# [What you should do]
Copy every record below, exactly as written.

# [Excerpted records]
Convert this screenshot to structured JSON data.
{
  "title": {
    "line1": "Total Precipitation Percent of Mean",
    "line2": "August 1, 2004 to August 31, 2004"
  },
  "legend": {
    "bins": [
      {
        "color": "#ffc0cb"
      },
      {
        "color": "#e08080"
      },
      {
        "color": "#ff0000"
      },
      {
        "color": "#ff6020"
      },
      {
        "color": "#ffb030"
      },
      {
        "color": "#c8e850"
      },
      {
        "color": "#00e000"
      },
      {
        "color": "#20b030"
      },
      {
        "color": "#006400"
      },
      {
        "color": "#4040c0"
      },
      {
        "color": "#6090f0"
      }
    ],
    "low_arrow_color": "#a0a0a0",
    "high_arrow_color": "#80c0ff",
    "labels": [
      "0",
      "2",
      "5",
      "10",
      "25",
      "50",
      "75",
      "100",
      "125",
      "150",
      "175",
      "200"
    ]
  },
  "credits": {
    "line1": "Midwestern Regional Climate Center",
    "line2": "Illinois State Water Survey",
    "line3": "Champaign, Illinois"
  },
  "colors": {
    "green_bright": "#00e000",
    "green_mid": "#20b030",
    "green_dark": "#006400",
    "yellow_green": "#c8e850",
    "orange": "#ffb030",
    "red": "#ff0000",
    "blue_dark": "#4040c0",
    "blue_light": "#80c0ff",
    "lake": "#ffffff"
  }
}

# [Output below]
Convert this screenshot to structured JSON data.
{
  "title": {
    "line1": "Total Precipitation Percent of Mean",
    "line2": "August 1, 2004 to August 31, 2004"
  },
  "legend": {
    "bins": [
      {
        "color": "#ffc0cb"
      },
      {
        "color": "#e08080"
      },
      {
        "color": "#ff0000"
      },
      {
        "color": "#ff6020"
      },
      {
        "color": "#ffb030"
      },
      {
        "color": "#c8e850"
      },
      {
        "color": "#00e000"
      },
      {
        "color": "#20b030"
      },
      {
        "color": "#006400"
      },
      {
        "color": "#4040c0"
      },
      {
        "color": "#6090f0"
      }
    ],
    "low_arrow_color": "#a0a0a0",
    "high_arrow_color": "#80c0ff",
    "labels": [
      "0",
      "2",
      "5",
      "10",
      "25",
      "50",
      "75",
      "100",
      "125",
      "150",
      "175",
      "200"
    ]
  },
  "credits": {
    "line1": "Midwestern Regional Climate Center",
    "line2": "Illinois State Water Survey",
    "line3": "Champaign, Illinois"
  },
  "colors": {
    "green_bright": "#00e000",
    "green_mid": "#20b030",
    "green_dark": "#006400",
    "yellow_green": "#c8e850",
    "orange": "#ffb030",
    "red": "#ff0000",
    "blue_dark": "#4040c0",
    "blue_light": "#80c0ff",
    "lake": "#ffffff"
  }
}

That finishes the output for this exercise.